[Figure contents as structured data]
· · ·

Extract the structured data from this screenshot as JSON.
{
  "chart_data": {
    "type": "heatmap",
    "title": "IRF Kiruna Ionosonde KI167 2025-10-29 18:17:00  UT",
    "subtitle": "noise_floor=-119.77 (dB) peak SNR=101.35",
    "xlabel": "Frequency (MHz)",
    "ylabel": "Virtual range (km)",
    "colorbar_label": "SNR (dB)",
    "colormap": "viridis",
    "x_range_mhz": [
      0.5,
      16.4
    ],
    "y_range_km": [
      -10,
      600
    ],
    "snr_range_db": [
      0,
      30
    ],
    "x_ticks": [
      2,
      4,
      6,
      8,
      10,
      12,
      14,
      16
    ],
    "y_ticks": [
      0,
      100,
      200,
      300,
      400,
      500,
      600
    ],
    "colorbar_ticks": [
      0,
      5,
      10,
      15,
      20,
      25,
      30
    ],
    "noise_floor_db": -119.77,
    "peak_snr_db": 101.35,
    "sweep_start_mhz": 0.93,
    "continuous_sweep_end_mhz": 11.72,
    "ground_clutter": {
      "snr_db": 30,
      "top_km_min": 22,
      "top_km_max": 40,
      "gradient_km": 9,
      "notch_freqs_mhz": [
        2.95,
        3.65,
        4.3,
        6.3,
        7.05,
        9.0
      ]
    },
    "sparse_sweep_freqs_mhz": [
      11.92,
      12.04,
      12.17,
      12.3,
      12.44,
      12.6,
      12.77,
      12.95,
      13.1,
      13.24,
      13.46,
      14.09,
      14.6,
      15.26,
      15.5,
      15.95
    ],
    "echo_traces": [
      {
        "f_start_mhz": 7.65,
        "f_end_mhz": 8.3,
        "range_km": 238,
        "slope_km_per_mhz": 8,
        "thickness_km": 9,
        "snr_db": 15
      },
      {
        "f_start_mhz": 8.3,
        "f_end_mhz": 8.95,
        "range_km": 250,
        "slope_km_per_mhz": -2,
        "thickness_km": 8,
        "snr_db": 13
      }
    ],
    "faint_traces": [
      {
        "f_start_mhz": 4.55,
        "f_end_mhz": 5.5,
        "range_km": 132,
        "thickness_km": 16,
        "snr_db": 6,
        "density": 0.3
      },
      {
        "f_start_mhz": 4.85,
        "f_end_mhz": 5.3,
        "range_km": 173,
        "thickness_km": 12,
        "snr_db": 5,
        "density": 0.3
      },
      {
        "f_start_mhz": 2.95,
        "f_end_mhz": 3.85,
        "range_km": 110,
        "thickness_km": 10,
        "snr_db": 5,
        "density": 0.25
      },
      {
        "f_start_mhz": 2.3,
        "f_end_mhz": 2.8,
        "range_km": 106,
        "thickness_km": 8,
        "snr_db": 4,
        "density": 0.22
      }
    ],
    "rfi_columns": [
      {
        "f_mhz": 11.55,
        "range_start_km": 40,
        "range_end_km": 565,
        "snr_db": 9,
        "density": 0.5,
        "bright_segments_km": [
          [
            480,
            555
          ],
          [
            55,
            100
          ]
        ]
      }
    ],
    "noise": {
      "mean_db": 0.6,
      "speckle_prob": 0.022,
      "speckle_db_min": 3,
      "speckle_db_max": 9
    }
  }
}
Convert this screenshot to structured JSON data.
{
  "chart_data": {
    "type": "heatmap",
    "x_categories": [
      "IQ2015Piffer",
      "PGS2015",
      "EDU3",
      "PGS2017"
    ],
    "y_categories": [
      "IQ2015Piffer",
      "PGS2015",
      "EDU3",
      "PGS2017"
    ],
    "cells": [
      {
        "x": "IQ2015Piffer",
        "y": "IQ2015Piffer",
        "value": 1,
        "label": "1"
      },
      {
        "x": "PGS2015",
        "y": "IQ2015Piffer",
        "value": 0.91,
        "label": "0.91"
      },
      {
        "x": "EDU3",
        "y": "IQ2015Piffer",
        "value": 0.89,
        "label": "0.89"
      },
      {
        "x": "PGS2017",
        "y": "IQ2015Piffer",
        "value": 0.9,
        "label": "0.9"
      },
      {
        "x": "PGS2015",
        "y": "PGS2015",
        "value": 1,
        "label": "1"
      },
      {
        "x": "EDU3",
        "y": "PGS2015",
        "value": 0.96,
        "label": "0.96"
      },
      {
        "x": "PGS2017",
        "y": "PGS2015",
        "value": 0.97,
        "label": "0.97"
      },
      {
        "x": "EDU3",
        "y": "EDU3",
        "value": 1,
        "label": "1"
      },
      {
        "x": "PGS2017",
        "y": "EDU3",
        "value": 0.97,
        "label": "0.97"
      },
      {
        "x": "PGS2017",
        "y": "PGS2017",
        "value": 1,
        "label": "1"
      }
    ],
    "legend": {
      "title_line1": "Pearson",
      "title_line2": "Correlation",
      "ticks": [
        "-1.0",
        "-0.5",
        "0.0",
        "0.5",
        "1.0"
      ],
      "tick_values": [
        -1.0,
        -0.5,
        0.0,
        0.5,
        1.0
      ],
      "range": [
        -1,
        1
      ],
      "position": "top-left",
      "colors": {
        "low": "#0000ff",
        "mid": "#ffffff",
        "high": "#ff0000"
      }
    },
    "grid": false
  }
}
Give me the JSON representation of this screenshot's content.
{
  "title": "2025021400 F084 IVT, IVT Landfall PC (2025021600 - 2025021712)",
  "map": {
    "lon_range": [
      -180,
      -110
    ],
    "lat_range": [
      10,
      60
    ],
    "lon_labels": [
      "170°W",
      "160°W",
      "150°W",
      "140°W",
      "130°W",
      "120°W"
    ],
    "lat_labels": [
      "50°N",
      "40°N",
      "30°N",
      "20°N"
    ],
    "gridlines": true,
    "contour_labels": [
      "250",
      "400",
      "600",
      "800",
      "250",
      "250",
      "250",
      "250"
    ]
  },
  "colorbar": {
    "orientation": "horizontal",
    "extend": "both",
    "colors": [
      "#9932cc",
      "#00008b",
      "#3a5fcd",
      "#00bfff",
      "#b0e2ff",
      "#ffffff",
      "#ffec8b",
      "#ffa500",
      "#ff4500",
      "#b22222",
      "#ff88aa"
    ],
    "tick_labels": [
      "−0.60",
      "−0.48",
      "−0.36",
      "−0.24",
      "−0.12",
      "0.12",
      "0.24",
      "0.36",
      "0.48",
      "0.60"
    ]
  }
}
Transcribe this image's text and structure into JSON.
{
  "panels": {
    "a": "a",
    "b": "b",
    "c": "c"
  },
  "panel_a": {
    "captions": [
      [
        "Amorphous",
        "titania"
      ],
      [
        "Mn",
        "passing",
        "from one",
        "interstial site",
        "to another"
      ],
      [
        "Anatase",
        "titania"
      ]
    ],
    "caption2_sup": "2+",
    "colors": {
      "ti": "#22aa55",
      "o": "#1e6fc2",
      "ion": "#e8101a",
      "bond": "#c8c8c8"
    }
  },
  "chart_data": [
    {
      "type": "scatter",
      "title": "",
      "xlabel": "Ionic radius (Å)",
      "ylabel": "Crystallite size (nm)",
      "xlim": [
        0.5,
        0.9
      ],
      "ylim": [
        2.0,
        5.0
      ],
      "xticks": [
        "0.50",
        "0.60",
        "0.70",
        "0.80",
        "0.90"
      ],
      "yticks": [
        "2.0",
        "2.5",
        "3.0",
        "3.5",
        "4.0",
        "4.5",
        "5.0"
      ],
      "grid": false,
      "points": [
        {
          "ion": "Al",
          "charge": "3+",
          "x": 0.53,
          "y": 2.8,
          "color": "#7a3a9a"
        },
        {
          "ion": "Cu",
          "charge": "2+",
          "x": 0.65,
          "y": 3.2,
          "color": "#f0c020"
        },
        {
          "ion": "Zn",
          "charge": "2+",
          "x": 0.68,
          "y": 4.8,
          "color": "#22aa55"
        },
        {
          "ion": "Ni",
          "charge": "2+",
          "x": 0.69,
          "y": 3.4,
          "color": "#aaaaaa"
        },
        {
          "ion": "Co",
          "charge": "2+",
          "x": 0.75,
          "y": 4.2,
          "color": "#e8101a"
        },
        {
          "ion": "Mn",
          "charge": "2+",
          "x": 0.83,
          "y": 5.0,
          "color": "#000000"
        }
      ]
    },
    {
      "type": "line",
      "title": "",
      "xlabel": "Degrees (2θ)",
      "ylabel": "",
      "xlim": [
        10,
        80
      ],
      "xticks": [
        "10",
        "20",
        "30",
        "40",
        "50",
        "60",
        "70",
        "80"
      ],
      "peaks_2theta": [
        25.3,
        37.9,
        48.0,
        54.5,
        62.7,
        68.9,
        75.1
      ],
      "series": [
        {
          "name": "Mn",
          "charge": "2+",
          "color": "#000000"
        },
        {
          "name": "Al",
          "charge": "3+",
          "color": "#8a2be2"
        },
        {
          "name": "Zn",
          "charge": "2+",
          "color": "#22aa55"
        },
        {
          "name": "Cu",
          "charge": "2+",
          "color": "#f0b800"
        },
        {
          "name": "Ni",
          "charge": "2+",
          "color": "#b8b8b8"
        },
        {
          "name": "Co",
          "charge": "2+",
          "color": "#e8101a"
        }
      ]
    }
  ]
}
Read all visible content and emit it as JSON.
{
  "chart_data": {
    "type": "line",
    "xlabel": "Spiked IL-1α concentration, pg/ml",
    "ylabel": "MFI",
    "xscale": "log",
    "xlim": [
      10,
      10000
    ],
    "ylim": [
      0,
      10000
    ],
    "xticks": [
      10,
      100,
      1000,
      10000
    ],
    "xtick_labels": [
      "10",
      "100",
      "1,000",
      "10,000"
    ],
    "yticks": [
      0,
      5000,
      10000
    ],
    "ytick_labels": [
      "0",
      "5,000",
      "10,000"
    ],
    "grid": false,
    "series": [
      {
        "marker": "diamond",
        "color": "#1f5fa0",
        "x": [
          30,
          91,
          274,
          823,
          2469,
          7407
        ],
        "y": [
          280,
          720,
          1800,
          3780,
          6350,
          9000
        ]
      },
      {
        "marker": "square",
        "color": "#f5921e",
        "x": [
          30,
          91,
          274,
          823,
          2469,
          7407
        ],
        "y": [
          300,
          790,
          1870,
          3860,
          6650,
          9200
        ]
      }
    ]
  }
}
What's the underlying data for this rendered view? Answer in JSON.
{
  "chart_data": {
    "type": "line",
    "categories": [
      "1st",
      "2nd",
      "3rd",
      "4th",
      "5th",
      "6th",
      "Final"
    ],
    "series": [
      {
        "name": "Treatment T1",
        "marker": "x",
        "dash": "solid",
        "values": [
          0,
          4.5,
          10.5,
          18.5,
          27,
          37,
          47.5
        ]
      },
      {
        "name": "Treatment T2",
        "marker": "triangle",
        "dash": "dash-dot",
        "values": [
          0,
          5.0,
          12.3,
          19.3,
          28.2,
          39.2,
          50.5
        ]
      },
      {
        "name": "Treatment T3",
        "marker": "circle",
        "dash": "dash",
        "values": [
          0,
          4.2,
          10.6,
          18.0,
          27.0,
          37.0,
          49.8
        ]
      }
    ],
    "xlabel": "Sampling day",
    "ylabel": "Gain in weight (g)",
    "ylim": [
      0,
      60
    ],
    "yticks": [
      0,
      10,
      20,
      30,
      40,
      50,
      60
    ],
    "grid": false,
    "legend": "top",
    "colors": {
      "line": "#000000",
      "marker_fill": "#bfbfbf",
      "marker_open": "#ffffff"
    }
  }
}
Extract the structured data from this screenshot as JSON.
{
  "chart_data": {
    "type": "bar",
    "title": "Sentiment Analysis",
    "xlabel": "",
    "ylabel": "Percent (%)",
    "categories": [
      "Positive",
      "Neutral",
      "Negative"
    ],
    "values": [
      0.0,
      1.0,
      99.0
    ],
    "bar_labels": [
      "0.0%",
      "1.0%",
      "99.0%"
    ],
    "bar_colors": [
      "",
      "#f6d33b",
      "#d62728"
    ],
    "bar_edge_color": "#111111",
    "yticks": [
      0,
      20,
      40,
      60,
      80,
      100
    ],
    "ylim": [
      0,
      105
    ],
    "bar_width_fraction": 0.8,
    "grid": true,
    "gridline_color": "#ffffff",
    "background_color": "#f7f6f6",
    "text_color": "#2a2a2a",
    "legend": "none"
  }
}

· · ·

WHAT THE TASK ASKS: Determine how many lines of the data contain the word "ylabel", and reply with that number only.

RESPONSE FOR THIS EXERCISE: 6